Directive
Collect each line holding the string "下列说法错误的是".

★ ★ ★ ★ ★ ★ ★

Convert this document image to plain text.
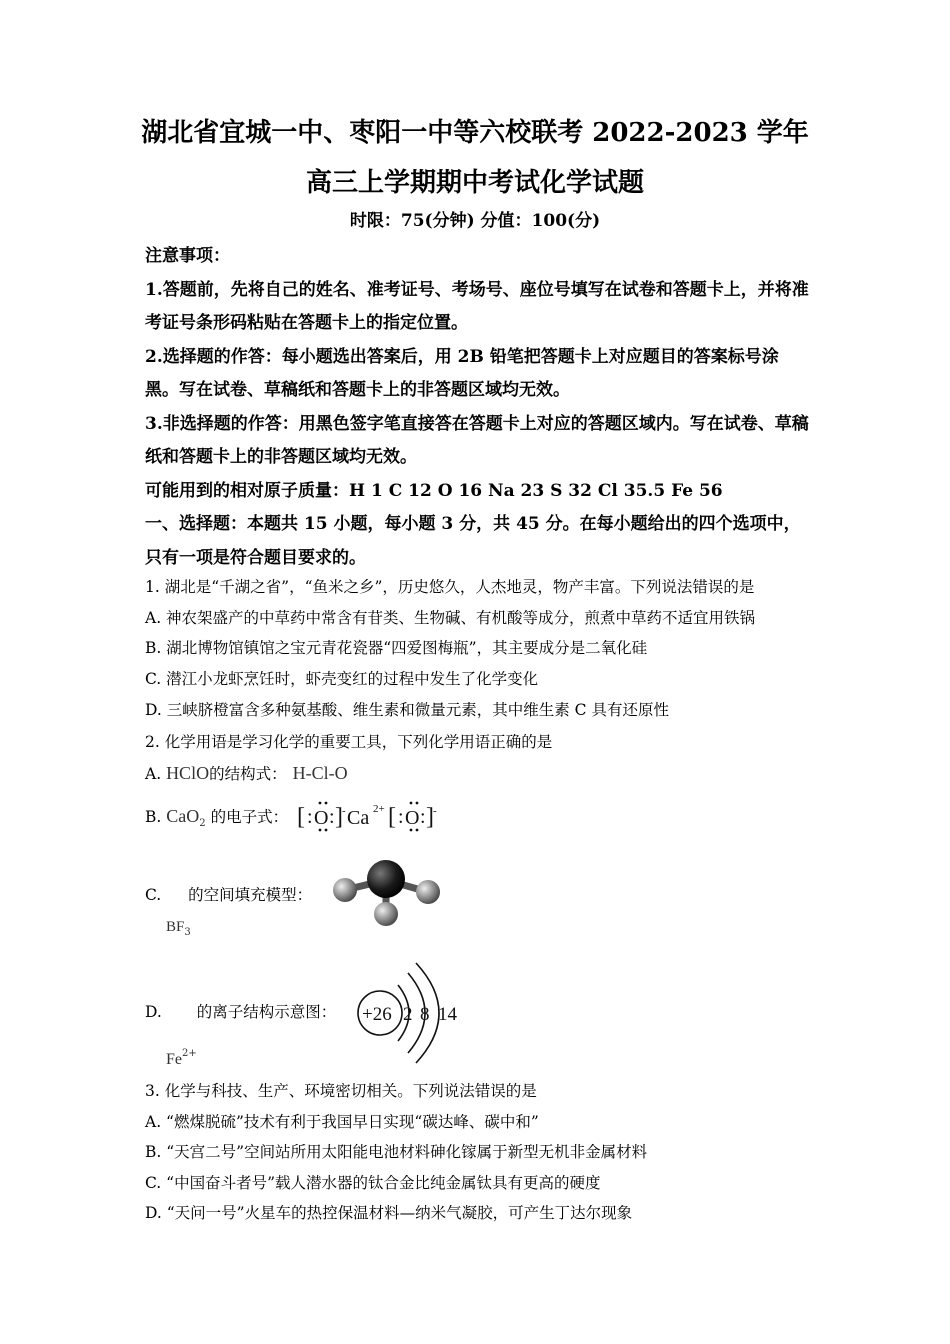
湖北省宜城一中、枣阳一中等六校联考 2022-2023 学年
高三上学期期中考试化学试题
时限：75(分钟) 分值：100(分)

注意事项：

1.答题前，先将自己的姓名、准考证号、考场号、座位号填写在试卷和答题卡上，并将准考证号条形码粘贴在答题卡上的指定位置。

2.选择题的作答：每小题选出答案后，用 2B 铅笔把答题卡上对应题目的答案标号涂黑。写在试卷、草稿纸和答题卡上的非答题区域均无效。

3.非选择题的作答：用黑色签字笔直接答在答题卡上对应的答题区域内。写在试卷、草稿纸和答题卡上的非答题区域均无效。

可能用到的相对原子质量：H 1 C 12 O 16 Na 23 S 32 Cl 35.5 Fe 56

一、选择题：本题共 15 小题，每小题 3 分，共 45 分。在每小题给出的四个选项中，只有一项是符合题目要求的。

1. 湖北是“千湖之省”，“鱼米之乡”，历史悠久，人杰地灵，物产丰富。下列说法错误的是
A. 神农架盛产的中草药中常含有苷类、生物碱、有机酸等成分，煎煮中草药不适宜用铁锅
B. 湖北博物馆镇馆之宝元青花瓷器“四爱图梅瓶”，其主要成分是二氧化硅
C. 潜江小龙虾烹饪时，虾壳变红的过程中发生了化学变化
D. 三峡脐橙富含多种氨基酸、维生素和微量元素，其中维生素 C 具有还原性
2. 化学用语是学习化学的重要工具，下列化学用语正确的是
A. HClO的结构式： H-Cl-O
B. CaO$_2$ 的电子式： [ : O : ] - Ca 2+ [ : O : ] -
C. 的空间填充模型：
$BF_3$
D. 的离子结构示意图：
$Fe^{2+}$
+26 2 8 14
3. 化学与科技、生产、环境密切相关。下列说法错误的是
A. “燃煤脱硫”技术有利于我国早日实现“碳达峰、碳中和”
B. “天宫二号”空间站所用太阳能电池材料砷化镓属于新型无机非金属材料
C. “中国奋斗者号”载人潜水器的钛合金比纯金属钛具有更高的硬度
D. “天问一号”火星车的热控保温材料—纳米气凝胶，可产生丁达尔现象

★ ★ ★ ★ ★ ★ ★

Response for this exercise
1. 湖北是“千湖之省”，“鱼米之乡”，历史悠久，人杰地灵，物产丰富。下列说法错误的是
3. 化学与科技、生产、环境密切相关。下列说法错误的是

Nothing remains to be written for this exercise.